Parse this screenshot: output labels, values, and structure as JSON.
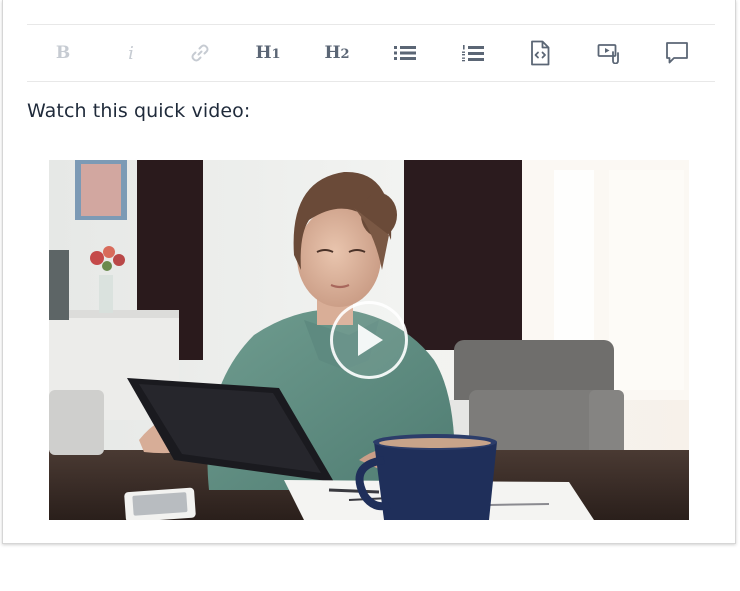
{
  "toolbar": {
    "buttons": [
      {
        "id": "bold",
        "label": "B",
        "icon": "bold-icon",
        "enabled": false
      },
      {
        "id": "italic",
        "label": "i",
        "icon": "italic-icon",
        "enabled": false
      },
      {
        "id": "link",
        "label": "",
        "icon": "link-icon",
        "enabled": false
      },
      {
        "id": "h1",
        "label": "H1",
        "icon": "heading-1-icon",
        "enabled": true
      },
      {
        "id": "h2",
        "label": "H2",
        "icon": "heading-2-icon",
        "enabled": true
      },
      {
        "id": "bullet-list",
        "label": "",
        "icon": "bulleted-list-icon",
        "enabled": true
      },
      {
        "id": "numbered-list",
        "label": "",
        "icon": "numbered-list-icon",
        "enabled": true
      },
      {
        "id": "code",
        "label": "",
        "icon": "code-file-icon",
        "enabled": true
      },
      {
        "id": "media",
        "label": "",
        "icon": "embed-media-icon",
        "enabled": true
      },
      {
        "id": "comment",
        "label": "",
        "icon": "comment-icon",
        "enabled": true
      }
    ],
    "h1_main": "H",
    "h1_sub": "1",
    "h2_main": "H",
    "h2_sub": "2"
  },
  "content": {
    "intro_text": "Watch this quick video:"
  },
  "video": {
    "thumbnail": "woman-with-tablet-thumbnail",
    "play_icon": "play-icon"
  },
  "colors": {
    "icon_active": "#5b6675",
    "icon_disabled": "#c6cbd2",
    "text": "#1f2a3a",
    "border": "#e8e8e8"
  }
}
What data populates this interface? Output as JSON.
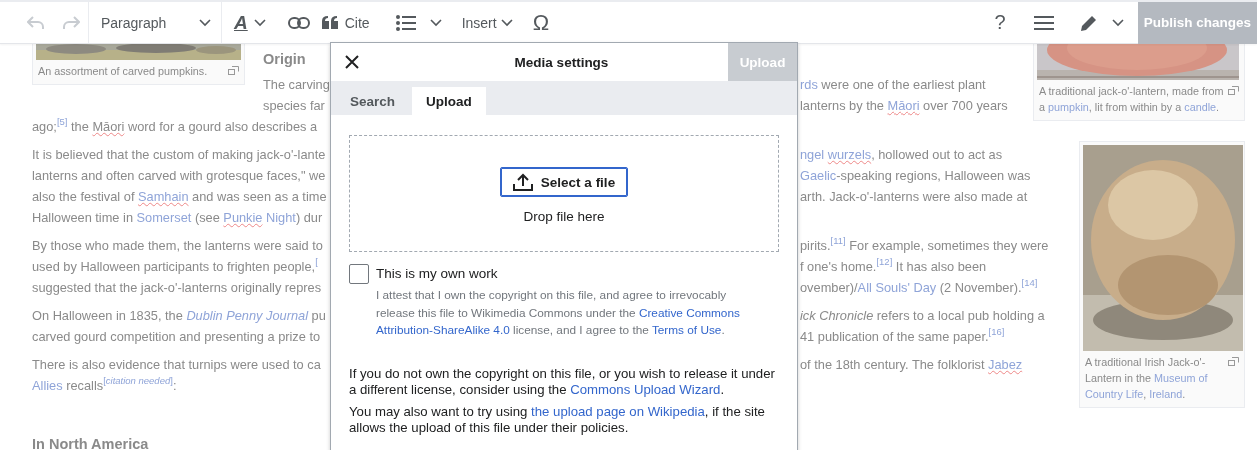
{
  "toolbar": {
    "undo": {
      "disabled": true
    },
    "redo": {
      "disabled": true
    },
    "paragraph_format": "Paragraph",
    "text_style": "A",
    "cite": "Cite",
    "insert": "Insert",
    "special_character": "Ω",
    "help": "?",
    "publish": {
      "label": "Publish changes",
      "disabled": true
    }
  },
  "article": {
    "left_figure": {
      "caption": [
        {
          "kind": "text",
          "s": "An assortment of carved pumpkins."
        }
      ]
    },
    "right_figures": [
      {
        "caption": [
          {
            "kind": "text",
            "s": "A traditional jack-o'-lantern, made from a "
          },
          {
            "kind": "link",
            "s": "pumpkin"
          },
          {
            "kind": "text",
            "s": ", lit from within by a "
          },
          {
            "kind": "link",
            "s": "candle"
          },
          {
            "kind": "text",
            "s": "."
          }
        ]
      },
      {
        "caption": [
          {
            "kind": "text",
            "s": "A traditional Irish Jack-o'-Lantern in the "
          },
          {
            "kind": "link",
            "s": "Museum of "
          },
          {
            "kind": "link",
            "s": "Country Life"
          },
          {
            "kind": "text",
            "s": ", "
          },
          {
            "kind": "link",
            "s": "Ireland"
          },
          {
            "kind": "text",
            "s": "."
          }
        ]
      }
    ],
    "blocks": [
      {
        "kind": "heading",
        "text": "Origin"
      },
      {
        "kind": "paragraph",
        "lines": [
          {
            "left": [
              {
                "kind": "text",
                "s": "The carving"
              }
            ],
            "right": [
              {
                "kind": "link",
                "s": "rds"
              },
              {
                "kind": "text",
                "s": " were one of the earliest plant"
              }
            ]
          },
          {
            "left": [
              {
                "kind": "text",
                "s": "species far"
              }
            ],
            "right": [
              {
                "kind": "text",
                "s": "lanterns by the "
              },
              {
                "kind": "link-misspelled",
                "s": "Māori"
              },
              {
                "kind": "text",
                "s": " over 700 years"
              }
            ]
          },
          {
            "left": [
              {
                "kind": "text",
                "s": "ago;"
              },
              {
                "kind": "ref",
                "s": "[5]"
              },
              {
                "kind": "text",
                "s": " the "
              },
              {
                "kind": "text-misspelled",
                "s": "Māori"
              },
              {
                "kind": "text",
                "s": " word for a gourd also describes a"
              }
            ]
          }
        ]
      },
      {
        "kind": "paragraph",
        "lines": [
          {
            "left": [
              {
                "kind": "text",
                "s": "It is believed that the custom of making jack-o'-lante"
              }
            ],
            "right": [
              {
                "kind": "link",
                "s": "ngel "
              },
              {
                "kind": "link-misspelled",
                "s": "wurzels"
              },
              {
                "kind": "text",
                "s": ", hollowed out to act as"
              }
            ]
          },
          {
            "left": [
              {
                "kind": "text",
                "s": "lanterns and often carved with grotesque faces,\" we"
              }
            ],
            "right": [
              {
                "kind": "link",
                "s": "Gaelic"
              },
              {
                "kind": "text",
                "s": "-speaking regions, Halloween was"
              }
            ]
          },
          {
            "left": [
              {
                "kind": "text",
                "s": "also the festival of "
              },
              {
                "kind": "link-misspelled",
                "s": "Samhain"
              },
              {
                "kind": "text",
                "s": " and was seen as a time"
              }
            ],
            "right": [
              {
                "kind": "text",
                "s": "arth. Jack-o'-lanterns were also made at"
              }
            ]
          },
          {
            "left": [
              {
                "kind": "text",
                "s": "Halloween time in "
              },
              {
                "kind": "link",
                "s": "Somerset"
              },
              {
                "kind": "text",
                "s": " (see "
              },
              {
                "kind": "link-misspelled",
                "s": "Punkie"
              },
              {
                "kind": "link",
                "s": " Night"
              },
              {
                "kind": "text",
                "s": ") dur"
              }
            ]
          }
        ]
      },
      {
        "kind": "paragraph",
        "lines": [
          {
            "left": [
              {
                "kind": "text",
                "s": "By those who made them, the lanterns were said to"
              }
            ],
            "right": [
              {
                "kind": "text",
                "s": "pirits."
              },
              {
                "kind": "ref",
                "s": "[11]"
              },
              {
                "kind": "text",
                "s": " For example, sometimes they were"
              }
            ]
          },
          {
            "left": [
              {
                "kind": "text",
                "s": "used by Halloween participants to frighten people,"
              },
              {
                "kind": "ref",
                "s": "["
              }
            ],
            "right": [
              {
                "kind": "text",
                "s": "f one's home."
              },
              {
                "kind": "ref",
                "s": "[12]"
              },
              {
                "kind": "text",
                "s": " It has also been"
              }
            ]
          },
          {
            "left": [
              {
                "kind": "text",
                "s": "suggested that the jack-o'-lanterns originally repres"
              }
            ],
            "right": [
              {
                "kind": "text",
                "s": "ovember)/"
              },
              {
                "kind": "link",
                "s": "All Souls' Day"
              },
              {
                "kind": "text",
                "s": " (2 November)."
              },
              {
                "kind": "ref",
                "s": "[14]"
              }
            ]
          }
        ]
      },
      {
        "kind": "paragraph",
        "lines": [
          {
            "left": [
              {
                "kind": "text",
                "s": "On Halloween in 1835, the "
              },
              {
                "kind": "italic-link",
                "s": "Dublin Penny Journal"
              },
              {
                "kind": "text",
                "s": " pu"
              }
            ],
            "right": [
              {
                "kind": "italic",
                "s": "ick Chronicle"
              },
              {
                "kind": "text",
                "s": " refers to a local pub holding a"
              }
            ]
          },
          {
            "left": [
              {
                "kind": "text",
                "s": "carved gourd competition and presenting a prize to"
              }
            ],
            "right": [
              {
                "kind": "text",
                "s": "41 publication of the same paper."
              },
              {
                "kind": "ref",
                "s": "[16]"
              }
            ]
          }
        ]
      },
      {
        "kind": "paragraph",
        "lines": [
          {
            "left": [
              {
                "kind": "text",
                "s": "There is also evidence that turnips were used to ca"
              }
            ],
            "right": [
              {
                "kind": "text",
                "s": "of the 18th century. The folklorist "
              },
              {
                "kind": "link-misspelled",
                "s": "Jabez"
              }
            ]
          },
          {
            "left": [
              {
                "kind": "link",
                "s": "Allies"
              },
              {
                "kind": "text",
                "s": " recalls"
              },
              {
                "kind": "ref",
                "s": "[*citation needed*]"
              },
              {
                "kind": "text",
                "s": ":"
              }
            ]
          }
        ]
      },
      {
        "kind": "heading",
        "text": "In North America"
      }
    ]
  },
  "dialog": {
    "title": "Media settings",
    "action": {
      "label": "Upload",
      "disabled": true
    },
    "tabs": [
      {
        "label": "Search",
        "selected": false
      },
      {
        "label": "Upload",
        "selected": true
      }
    ],
    "select_button": "Select a file",
    "drop_hint": "Drop file here",
    "own_work": {
      "label": "This is my own work",
      "checked": false,
      "description": [
        {
          "kind": "text",
          "s": "I attest that I own the copyright on this file, and agree to irrevocably release this file to Wikimedia Commons under the "
        },
        {
          "kind": "link",
          "s": "Creative Commons "
        },
        {
          "kind": "link",
          "s": "Attribution-ShareAlike 4.0"
        },
        {
          "kind": "text",
          "s": " license, and I agree to the "
        },
        {
          "kind": "link",
          "s": "Terms of Use"
        },
        {
          "kind": "text",
          "s": "."
        }
      ]
    },
    "notes": [
      [
        {
          "kind": "text",
          "s": "If you do not own the copyright on this file, or you wish to release it under a different license, consider using the "
        },
        {
          "kind": "link",
          "s": "Commons Upload Wizard"
        },
        {
          "kind": "text",
          "s": "."
        }
      ],
      [
        {
          "kind": "text",
          "s": "You may also want to try using "
        },
        {
          "kind": "link",
          "s": "the upload page on Wikipedia"
        },
        {
          "kind": "text",
          "s": ", if the site allows the upload of this file under their policies."
        }
      ]
    ]
  }
}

-=-=-=-=-

### Written exercise
Pull out each line of the listing that holds the string "Commons".

### Result of the task
          "s": "I attest that I own the copyright on this file, and agree to irrevocably release this file to Wikimedia Commons under the "
          "s": "Creative Commons "
          "s": "Commons Upload Wizard"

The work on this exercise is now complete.